### [TASK BRIEF]
Return each line of the data below that contains the string "value".

[Stored data]
^^^^

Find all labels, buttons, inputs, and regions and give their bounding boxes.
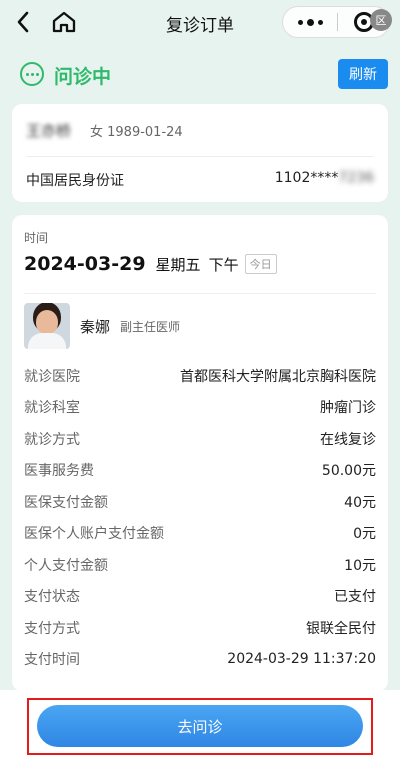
go-consult-button[interactable]: 去问诊 (37, 705, 363, 747)
info-value: 0元 (353, 526, 376, 543)
id-number-masked: 7236 (338, 170, 374, 186)
info-label: 医事服务费 (24, 463, 94, 480)
info-label: 支付状态 (24, 589, 80, 606)
info-row-insurance-paid: 医保支付金额 40元 (24, 486, 376, 518)
info-row-payment-method: 支付方式 银联全民付 (24, 612, 376, 644)
chevron-left-icon (17, 11, 29, 33)
info-row-department: 就诊科室 肿瘤门诊 (24, 392, 376, 424)
info-row-service-fee: 医事服务费 50.00元 (24, 455, 376, 487)
time-label: 时间 (24, 231, 49, 245)
info-value: 2024-03-29 11:37:20 (227, 651, 376, 668)
more-button[interactable] (283, 7, 337, 37)
info-label: 支付时间 (24, 652, 80, 669)
visit-info-list: 就诊医院 首都医科大学附属北京胸科医院 就诊科室 肿瘤门诊 就诊方式 在线复诊 … (24, 360, 376, 675)
divider (26, 156, 374, 157)
info-label: 支付方式 (24, 620, 80, 637)
patient-card: 王亦桥 女 1989-01-24 中国居民身份证 1102****7236 (12, 104, 388, 202)
id-row: 中国居民身份证 1102****7236 (26, 170, 374, 190)
id-number-prefix: 1102**** (274, 170, 339, 186)
info-label: 就诊医院 (24, 368, 80, 385)
info-label: 就诊科室 (24, 400, 80, 417)
info-row-payment-status: 支付状态 已支付 (24, 581, 376, 613)
patient-info: 王亦桥 女 1989-01-24 (26, 120, 183, 141)
visit-card: 时间 2024-03-29 星期五 下午 今日 秦娜 副主任医师 就诊医院 首都… (12, 215, 388, 691)
footer-bar: 去问诊 (0, 690, 400, 767)
visit-weekday: 星期五 (155, 255, 201, 274)
visit-date: 2024-03-29 (24, 253, 146, 275)
visit-period: 下午 (208, 255, 239, 274)
info-value: 10元 (344, 557, 376, 574)
info-value: 首都医科大学附属北京胸科医院 (180, 368, 376, 385)
status-text: 问诊中 (54, 66, 112, 88)
info-label: 个人支付金额 (24, 557, 108, 574)
doctor-name: 秦娜 (80, 317, 111, 336)
info-value: 50.00元 (321, 463, 376, 480)
doctor-row: 秦娜 副主任医师 (24, 303, 180, 349)
info-value: 已支付 (334, 589, 376, 606)
doctor-avatar (24, 303, 70, 349)
home-icon (52, 11, 76, 33)
info-value: 银联全民付 (306, 620, 376, 637)
info-row-visit-mode: 就诊方式 在线复诊 (24, 423, 376, 455)
divider (24, 293, 376, 294)
info-value: 肿瘤门诊 (320, 400, 376, 417)
home-button[interactable] (50, 8, 78, 36)
corner-badge: 区 (370, 9, 392, 31)
today-tag: 今日 (244, 254, 277, 274)
page-title: 复诊订单 (166, 15, 234, 36)
top-bar: 复诊订单 区 (0, 0, 400, 46)
info-row-personal-paid: 个人支付金额 10元 (24, 549, 376, 581)
status-chat-icon (20, 62, 44, 86)
patient-name: 王亦桥 (26, 122, 72, 140)
more-dot-icon (317, 19, 323, 25)
more-dot-icon (306, 18, 314, 26)
id-number: 1102****7236 (275, 170, 374, 190)
doctor-title: 副主任医师 (120, 319, 181, 334)
info-label: 就诊方式 (24, 431, 80, 448)
info-row-insurance-personal-account: 医保个人账户支付金额 0元 (24, 518, 376, 550)
info-row-hospital: 就诊医院 首都医科大学附属北京胸科医院 (24, 360, 376, 392)
id-type: 中国居民身份证 (26, 173, 124, 189)
info-value: 在线复诊 (320, 431, 376, 448)
info-row-payment-time: 支付时间 2024-03-29 11:37:20 (24, 644, 376, 676)
patient-gender-birthdate: 女 1989-01-24 (90, 125, 183, 140)
more-dot-icon (297, 19, 303, 25)
info-label: 医保支付金额 (24, 494, 108, 511)
status-row: 问诊中 刷新 (0, 56, 400, 92)
refresh-button[interactable]: 刷新 (338, 59, 388, 89)
info-value: 40元 (344, 494, 376, 511)
info-label: 医保个人账户支付金额 (24, 526, 164, 543)
date-row: 2024-03-29 星期五 下午 今日 (24, 253, 277, 275)
back-button[interactable] (10, 9, 36, 35)
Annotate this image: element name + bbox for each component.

^^^^

### [CORRECT RESPONSE]
info-value: 0元 (353, 526, 376, 543)
info-value: 2024-03-29 11:37:20 (227, 651, 376, 668)
info-value: 10元 (344, 557, 376, 574)
info-value: 首都医科大学附属北京胸科医院 (180, 368, 376, 385)
info-value: 50.00元 (321, 463, 376, 480)
info-value: 已支付 (334, 589, 376, 606)
info-value: 银联全民付 (306, 620, 376, 637)
info-value: 肿瘤门诊 (320, 400, 376, 417)
info-value: 在线复诊 (320, 431, 376, 448)
info-value: 40元 (344, 494, 376, 511)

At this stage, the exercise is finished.